> **PROVIDED TEXT**:
————————
Skip to content

InfoCLIP: Bridging Vision-Language Pretraining and Open-Vocabulary Semantic Segmentation via Information-Theoretic Alignment Transfer

Conference: AAAI 2026 arXiv: 2511.15967 Code: https://muyaoyuan.github.io/InfoCLIP-Page Area: Semantic Segmentation / Multimodal VLM Keywords: Open-vocabulary semantic segmentation, CLIP fine-tuning, information bottleneck, mutual information distillation, modality alignment

TL;DR

This paper proposes InfoCLIP, which adopts an information-theoretic perspective to design two objectives—information bottleneck compression and mutual information distillation—to remove noise in pretrained pixel-text alignment and preserve semantic alignment knowledge during CLIP fine-tuning. InfoCLIP achieves state-of-the-art results across six open-vocabulary semantic segmentation benchmarks (A-847: 16.6, A-150: 38.5, PC-59: 63.5 mIoU) while introducing only 0.53M additional parameters and negligible computational overhead.
————————
> **SUPPLIED MATERIAL**:
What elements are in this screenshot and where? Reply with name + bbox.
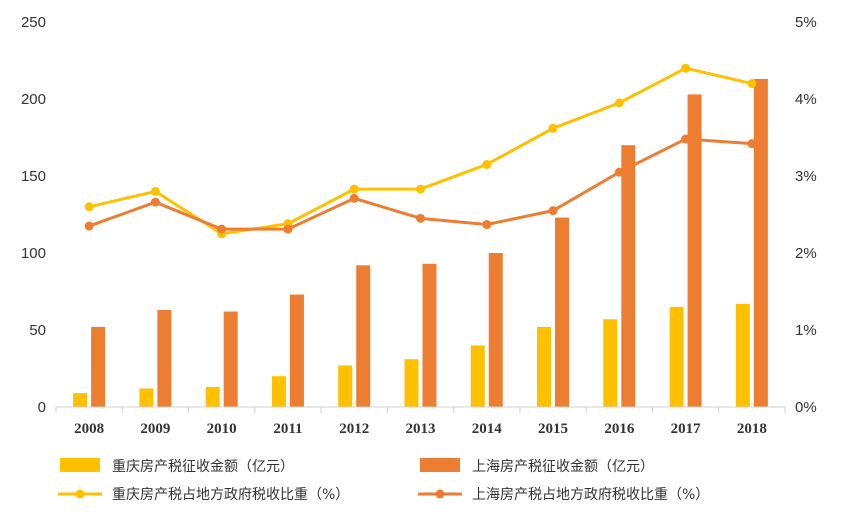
————————
Write the continuation of the InfoCLIP summary, picking up right after its TL;DR paragraph. The material has no role in what comes next.

Background & Motivation

CLIP is widely used in open-vocabulary semantic segmentation (OVSS); however, fine-tuning CLIP introduces a fundamental conflict: CLIP pretraining learns global image-text alignment, whereas segmentation requires local pixel-text alignment. Fine-tuning on limited category data narrows the modality alignment space (overfitting to seen classes), and even freezing most parameters is fragile—modifying a small subset suffices to disrupt feature distributions. Existing distillation methods (e.g., the MAFT family) distill visual features only at the image level, leaving the pixel-text alignment problem unaddressed and even degrading performance.

Core Problem

How can fine-grained pixel-text alignment knowledge be extracted from a pretrained CLIP, noise removed from coarse-grained representations, and the cleaned knowledge effectively transferred to a fine-tuned model without overfitting to seen categories? This is a two-stage challenge: (1) extracting useful pixel-level alignment relationships from noise; and (2) transferring them to the downstream model while preserving modality alignment.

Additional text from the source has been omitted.